▶ [Entries provided]:
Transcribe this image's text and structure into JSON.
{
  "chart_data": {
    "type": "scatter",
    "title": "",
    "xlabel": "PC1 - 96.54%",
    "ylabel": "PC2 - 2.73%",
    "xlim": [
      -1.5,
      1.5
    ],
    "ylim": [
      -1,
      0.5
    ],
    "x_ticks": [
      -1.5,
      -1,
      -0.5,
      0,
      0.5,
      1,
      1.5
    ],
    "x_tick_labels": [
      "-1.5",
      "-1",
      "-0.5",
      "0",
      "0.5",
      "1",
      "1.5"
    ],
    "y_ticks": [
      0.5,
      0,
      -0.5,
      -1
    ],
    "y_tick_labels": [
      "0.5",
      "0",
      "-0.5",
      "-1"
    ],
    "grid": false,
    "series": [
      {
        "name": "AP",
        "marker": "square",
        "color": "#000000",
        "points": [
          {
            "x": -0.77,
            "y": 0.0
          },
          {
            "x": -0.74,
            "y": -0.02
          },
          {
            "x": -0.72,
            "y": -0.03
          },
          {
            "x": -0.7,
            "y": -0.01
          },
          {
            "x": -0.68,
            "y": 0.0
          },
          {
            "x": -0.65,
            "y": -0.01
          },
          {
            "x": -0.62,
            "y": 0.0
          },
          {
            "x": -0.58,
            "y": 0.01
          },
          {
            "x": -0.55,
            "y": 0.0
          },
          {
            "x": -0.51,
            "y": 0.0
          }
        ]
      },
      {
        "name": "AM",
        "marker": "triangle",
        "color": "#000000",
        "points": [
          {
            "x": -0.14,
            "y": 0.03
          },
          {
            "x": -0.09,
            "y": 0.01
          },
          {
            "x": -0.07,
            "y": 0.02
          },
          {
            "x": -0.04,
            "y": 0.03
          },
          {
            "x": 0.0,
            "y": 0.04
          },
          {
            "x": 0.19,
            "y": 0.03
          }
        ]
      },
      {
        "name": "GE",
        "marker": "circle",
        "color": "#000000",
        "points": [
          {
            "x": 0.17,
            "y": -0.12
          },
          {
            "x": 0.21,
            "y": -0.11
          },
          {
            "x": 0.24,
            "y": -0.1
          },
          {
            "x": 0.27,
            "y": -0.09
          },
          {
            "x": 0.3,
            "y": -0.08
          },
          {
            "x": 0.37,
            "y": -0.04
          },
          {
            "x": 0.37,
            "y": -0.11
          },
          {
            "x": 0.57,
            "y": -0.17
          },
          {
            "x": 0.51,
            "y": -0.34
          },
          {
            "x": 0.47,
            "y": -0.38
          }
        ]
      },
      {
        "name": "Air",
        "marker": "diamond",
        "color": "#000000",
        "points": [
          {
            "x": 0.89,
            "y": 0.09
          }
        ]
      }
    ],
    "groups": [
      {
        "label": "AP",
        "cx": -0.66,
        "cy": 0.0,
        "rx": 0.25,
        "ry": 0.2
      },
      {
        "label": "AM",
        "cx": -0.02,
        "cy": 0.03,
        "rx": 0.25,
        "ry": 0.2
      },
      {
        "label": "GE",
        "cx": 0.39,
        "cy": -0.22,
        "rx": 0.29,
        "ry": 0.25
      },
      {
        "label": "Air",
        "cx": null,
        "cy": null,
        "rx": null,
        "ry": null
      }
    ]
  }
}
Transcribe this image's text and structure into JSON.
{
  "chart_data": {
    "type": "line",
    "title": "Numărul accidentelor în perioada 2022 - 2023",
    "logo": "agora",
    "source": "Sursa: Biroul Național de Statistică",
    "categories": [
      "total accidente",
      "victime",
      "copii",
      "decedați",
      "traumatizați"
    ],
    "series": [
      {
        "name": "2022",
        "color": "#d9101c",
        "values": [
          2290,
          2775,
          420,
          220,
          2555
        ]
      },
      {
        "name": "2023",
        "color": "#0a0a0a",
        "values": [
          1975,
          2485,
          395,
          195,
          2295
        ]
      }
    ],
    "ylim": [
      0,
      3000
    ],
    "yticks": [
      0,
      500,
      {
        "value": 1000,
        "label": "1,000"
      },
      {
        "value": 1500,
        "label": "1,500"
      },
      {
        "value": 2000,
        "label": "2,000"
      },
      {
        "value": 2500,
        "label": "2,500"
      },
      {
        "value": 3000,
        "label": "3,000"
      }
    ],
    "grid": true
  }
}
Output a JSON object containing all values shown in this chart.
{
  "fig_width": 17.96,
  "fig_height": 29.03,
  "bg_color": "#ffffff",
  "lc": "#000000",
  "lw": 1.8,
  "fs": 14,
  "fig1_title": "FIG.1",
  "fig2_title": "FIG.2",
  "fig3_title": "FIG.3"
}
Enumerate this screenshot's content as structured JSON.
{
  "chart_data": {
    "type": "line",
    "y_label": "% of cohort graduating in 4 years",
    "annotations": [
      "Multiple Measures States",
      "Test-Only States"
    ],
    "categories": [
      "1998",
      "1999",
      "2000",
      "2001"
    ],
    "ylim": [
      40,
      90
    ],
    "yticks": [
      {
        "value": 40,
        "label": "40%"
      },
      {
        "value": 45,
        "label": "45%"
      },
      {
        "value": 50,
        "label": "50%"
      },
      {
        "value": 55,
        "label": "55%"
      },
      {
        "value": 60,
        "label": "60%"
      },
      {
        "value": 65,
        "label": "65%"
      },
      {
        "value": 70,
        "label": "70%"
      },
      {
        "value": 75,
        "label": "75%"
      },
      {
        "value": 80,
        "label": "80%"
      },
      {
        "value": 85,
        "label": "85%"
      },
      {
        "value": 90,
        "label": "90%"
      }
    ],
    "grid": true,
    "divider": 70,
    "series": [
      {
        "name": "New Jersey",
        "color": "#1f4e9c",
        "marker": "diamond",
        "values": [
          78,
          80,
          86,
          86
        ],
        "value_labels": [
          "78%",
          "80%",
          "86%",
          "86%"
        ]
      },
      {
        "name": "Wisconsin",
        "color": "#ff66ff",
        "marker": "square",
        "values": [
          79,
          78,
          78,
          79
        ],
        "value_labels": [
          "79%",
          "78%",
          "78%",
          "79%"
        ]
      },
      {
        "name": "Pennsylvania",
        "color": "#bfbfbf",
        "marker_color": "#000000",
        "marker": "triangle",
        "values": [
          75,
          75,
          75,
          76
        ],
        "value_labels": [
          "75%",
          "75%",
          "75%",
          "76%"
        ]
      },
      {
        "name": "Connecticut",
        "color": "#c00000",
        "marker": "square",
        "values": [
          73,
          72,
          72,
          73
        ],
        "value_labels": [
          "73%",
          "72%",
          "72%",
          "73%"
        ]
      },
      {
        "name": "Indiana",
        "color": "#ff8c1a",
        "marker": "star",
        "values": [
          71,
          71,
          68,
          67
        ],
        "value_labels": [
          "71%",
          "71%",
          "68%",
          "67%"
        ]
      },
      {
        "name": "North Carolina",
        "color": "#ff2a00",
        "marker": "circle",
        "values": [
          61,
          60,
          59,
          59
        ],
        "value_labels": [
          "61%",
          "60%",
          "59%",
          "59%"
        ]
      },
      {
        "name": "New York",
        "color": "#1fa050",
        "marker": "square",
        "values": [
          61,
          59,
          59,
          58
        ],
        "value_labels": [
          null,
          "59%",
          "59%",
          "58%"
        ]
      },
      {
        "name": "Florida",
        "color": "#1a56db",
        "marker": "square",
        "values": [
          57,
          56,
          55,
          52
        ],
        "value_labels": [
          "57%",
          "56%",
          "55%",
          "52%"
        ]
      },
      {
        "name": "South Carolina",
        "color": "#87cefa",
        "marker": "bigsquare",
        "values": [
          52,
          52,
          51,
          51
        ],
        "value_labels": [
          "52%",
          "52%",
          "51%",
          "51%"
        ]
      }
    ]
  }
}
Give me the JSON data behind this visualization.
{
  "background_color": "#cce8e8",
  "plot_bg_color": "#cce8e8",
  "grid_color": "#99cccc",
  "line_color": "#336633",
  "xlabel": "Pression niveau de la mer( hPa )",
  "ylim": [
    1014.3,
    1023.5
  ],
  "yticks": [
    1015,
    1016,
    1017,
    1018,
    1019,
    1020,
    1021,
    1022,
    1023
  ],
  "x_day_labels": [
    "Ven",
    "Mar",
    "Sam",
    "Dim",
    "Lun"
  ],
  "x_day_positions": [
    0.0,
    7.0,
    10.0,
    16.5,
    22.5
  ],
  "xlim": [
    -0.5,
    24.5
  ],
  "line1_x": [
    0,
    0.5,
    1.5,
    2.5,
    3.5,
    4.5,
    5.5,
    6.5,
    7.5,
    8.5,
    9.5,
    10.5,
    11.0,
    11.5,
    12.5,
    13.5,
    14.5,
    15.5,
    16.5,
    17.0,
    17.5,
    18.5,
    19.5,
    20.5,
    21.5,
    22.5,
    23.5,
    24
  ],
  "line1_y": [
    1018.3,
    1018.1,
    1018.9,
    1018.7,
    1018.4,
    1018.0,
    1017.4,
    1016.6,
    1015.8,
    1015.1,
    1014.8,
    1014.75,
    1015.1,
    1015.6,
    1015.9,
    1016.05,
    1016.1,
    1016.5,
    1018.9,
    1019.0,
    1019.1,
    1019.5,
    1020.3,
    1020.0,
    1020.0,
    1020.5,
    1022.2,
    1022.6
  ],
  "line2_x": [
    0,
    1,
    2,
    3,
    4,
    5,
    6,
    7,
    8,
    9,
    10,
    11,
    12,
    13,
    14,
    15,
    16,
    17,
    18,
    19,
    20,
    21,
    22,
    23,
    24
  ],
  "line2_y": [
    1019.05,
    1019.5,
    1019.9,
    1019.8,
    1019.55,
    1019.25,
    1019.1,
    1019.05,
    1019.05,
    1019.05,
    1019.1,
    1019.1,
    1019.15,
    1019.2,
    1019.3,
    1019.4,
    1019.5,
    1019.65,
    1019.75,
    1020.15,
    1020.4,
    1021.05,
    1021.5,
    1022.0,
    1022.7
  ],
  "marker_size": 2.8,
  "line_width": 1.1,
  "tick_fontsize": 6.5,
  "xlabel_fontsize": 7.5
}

▶ [Short task]: Using the listing, collect all lines in which the string "JSON" is found.

▶ [Complete response]:
Transcribe this image's text and structure into JSON.
Transcribe this image's text and structure into JSON.
Output a JSON object containing all values shown in this chart.
Enumerate this screenshot's content as structured JSON.
Give me the JSON data behind this visualization.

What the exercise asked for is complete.